• [EXERCISE DETAILS] Return each line containing the string "often".
======== RECORDS PROVIDED ========
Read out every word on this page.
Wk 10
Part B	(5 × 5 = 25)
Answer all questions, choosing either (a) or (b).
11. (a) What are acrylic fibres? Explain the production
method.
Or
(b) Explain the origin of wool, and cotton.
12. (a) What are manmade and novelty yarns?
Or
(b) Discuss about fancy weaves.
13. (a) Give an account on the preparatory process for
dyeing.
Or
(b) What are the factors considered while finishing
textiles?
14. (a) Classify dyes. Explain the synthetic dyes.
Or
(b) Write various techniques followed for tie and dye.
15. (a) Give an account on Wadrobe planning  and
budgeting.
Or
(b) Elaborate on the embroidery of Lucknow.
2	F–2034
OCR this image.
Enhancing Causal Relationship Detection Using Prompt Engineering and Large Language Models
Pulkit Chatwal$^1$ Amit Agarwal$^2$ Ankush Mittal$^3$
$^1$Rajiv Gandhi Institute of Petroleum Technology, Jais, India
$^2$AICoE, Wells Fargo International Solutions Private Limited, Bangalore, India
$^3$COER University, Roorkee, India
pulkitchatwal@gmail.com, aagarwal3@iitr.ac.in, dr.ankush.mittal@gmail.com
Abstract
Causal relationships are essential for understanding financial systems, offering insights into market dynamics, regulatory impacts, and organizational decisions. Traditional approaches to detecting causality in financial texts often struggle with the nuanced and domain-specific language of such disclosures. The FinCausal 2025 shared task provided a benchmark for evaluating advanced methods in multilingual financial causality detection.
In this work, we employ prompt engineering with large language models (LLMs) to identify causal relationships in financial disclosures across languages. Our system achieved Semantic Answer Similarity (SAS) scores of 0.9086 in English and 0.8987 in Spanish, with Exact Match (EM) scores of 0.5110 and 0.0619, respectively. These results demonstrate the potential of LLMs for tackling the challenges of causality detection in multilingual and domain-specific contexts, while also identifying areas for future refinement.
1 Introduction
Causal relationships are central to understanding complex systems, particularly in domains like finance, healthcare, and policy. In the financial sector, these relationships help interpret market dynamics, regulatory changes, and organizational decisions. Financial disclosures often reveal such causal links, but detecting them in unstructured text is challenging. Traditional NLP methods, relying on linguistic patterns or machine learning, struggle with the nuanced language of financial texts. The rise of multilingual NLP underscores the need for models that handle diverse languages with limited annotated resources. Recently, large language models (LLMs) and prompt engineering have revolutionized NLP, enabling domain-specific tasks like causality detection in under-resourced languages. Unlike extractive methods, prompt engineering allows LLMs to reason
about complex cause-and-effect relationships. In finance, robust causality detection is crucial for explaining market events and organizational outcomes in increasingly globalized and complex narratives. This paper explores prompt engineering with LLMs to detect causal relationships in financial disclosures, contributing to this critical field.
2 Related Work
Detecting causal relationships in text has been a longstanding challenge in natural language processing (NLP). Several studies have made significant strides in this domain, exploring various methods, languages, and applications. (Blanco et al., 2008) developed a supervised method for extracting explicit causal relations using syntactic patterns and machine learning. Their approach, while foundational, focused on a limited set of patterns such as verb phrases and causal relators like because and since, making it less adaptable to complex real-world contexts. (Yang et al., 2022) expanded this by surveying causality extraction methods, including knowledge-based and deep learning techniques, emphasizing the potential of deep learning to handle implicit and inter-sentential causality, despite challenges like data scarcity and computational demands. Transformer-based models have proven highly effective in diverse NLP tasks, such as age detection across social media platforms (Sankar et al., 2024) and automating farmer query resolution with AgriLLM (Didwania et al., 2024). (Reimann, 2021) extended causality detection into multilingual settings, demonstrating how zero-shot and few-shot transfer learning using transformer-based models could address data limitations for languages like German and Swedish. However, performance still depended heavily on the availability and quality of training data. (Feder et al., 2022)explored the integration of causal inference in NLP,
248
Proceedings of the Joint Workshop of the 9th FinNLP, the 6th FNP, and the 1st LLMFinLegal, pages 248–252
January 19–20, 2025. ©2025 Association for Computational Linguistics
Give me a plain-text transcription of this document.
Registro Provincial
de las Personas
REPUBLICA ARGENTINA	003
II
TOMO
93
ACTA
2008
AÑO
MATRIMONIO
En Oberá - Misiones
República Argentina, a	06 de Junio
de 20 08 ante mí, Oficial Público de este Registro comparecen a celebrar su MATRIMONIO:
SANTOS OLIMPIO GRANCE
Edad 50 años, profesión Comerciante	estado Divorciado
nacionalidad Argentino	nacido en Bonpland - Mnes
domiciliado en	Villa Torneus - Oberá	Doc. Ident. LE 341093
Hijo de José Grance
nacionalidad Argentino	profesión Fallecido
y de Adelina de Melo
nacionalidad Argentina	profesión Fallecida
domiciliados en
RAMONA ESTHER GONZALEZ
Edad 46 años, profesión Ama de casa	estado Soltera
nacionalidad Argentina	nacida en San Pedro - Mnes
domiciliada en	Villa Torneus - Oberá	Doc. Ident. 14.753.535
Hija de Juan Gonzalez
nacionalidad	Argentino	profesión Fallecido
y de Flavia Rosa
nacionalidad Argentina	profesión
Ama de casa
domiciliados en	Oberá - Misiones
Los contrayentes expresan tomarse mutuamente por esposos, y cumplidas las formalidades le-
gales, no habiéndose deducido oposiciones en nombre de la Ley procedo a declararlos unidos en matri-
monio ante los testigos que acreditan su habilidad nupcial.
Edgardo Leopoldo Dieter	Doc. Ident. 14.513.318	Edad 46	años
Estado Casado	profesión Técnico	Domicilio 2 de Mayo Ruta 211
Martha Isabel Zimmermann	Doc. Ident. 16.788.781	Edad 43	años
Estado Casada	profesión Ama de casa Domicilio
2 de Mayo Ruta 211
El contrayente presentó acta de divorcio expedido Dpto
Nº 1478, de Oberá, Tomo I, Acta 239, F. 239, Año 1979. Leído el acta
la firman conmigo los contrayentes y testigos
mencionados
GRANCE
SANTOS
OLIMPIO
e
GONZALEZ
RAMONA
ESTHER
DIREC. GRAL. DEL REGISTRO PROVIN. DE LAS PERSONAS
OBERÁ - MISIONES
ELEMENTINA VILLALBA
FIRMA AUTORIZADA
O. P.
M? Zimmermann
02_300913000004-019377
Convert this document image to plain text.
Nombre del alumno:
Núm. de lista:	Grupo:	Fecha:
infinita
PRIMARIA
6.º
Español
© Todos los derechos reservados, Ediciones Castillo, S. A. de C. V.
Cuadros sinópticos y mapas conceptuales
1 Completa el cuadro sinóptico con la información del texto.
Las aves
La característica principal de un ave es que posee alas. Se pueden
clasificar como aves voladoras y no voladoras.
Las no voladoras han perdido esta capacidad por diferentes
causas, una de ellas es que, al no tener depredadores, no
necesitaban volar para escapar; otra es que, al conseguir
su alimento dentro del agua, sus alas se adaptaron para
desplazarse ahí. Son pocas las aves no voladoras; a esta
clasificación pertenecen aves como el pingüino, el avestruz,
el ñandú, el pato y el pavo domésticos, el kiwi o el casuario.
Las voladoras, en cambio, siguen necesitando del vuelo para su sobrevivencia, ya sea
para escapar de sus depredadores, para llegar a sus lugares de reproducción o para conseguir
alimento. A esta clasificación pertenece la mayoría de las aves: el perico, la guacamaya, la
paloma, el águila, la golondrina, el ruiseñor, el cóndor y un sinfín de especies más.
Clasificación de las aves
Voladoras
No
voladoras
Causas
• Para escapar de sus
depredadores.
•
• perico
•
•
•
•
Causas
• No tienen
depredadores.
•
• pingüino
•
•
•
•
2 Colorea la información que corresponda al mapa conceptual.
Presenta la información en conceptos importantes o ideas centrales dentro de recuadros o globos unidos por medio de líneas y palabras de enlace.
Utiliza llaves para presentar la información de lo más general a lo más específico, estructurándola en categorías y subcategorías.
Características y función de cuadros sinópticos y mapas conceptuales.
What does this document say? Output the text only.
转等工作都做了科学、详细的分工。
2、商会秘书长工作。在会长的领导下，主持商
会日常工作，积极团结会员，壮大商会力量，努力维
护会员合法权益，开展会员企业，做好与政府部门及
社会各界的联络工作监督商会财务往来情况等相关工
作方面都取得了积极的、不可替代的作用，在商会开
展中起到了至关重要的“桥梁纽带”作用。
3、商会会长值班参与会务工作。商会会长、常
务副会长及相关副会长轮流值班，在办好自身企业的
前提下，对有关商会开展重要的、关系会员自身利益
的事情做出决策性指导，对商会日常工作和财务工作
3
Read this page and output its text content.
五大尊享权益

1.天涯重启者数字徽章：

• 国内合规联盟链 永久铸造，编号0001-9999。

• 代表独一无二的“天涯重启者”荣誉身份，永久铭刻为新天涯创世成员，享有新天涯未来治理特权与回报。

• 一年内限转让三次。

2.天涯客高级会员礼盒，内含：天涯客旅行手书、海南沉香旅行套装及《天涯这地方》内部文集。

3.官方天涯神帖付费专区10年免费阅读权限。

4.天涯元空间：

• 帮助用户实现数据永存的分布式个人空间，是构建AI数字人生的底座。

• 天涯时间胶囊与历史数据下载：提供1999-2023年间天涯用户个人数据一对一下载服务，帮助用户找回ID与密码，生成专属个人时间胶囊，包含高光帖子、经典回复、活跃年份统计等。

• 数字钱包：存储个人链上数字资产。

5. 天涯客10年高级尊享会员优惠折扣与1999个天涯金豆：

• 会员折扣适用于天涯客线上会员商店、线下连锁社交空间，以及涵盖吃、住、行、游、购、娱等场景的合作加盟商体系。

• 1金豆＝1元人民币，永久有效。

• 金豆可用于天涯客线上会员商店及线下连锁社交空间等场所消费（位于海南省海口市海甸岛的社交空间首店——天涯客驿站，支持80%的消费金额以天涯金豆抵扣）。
========
• [THE SOLUTION]
Causal relationships are essential for understanding financial systems, offering insights into market dynamics, regulatory impacts, and organizational decisions. Traditional approaches to detecting causality in financial texts often struggle with the nuanced and domain-specific language of such disclosures. The FinCausal 2025 shared task provided a benchmark for evaluating advanced methods in multilingual financial causality detection.
Causal relationships are central to understanding complex systems, particularly in domains like finance, healthcare, and policy. In the financial sector, these relationships help interpret market dynamics, regulatory changes, and organizational decisions. Financial disclosures often reveal such causal links, but detecting them in unstructured text is challenging. Traditional NLP methods, relying on linguistic patterns or machine learning, struggle with the nuanced language of financial texts. The rise of multilingual NLP underscores the need for models that handle diverse languages with limited annotated resources. Recently, large language models (LLMs) and prompt engineering have revolutionized NLP, enabling domain-specific tasks like causality detection in under-resourced languages. Unlike extractive methods, prompt engineering allows LLMs to reason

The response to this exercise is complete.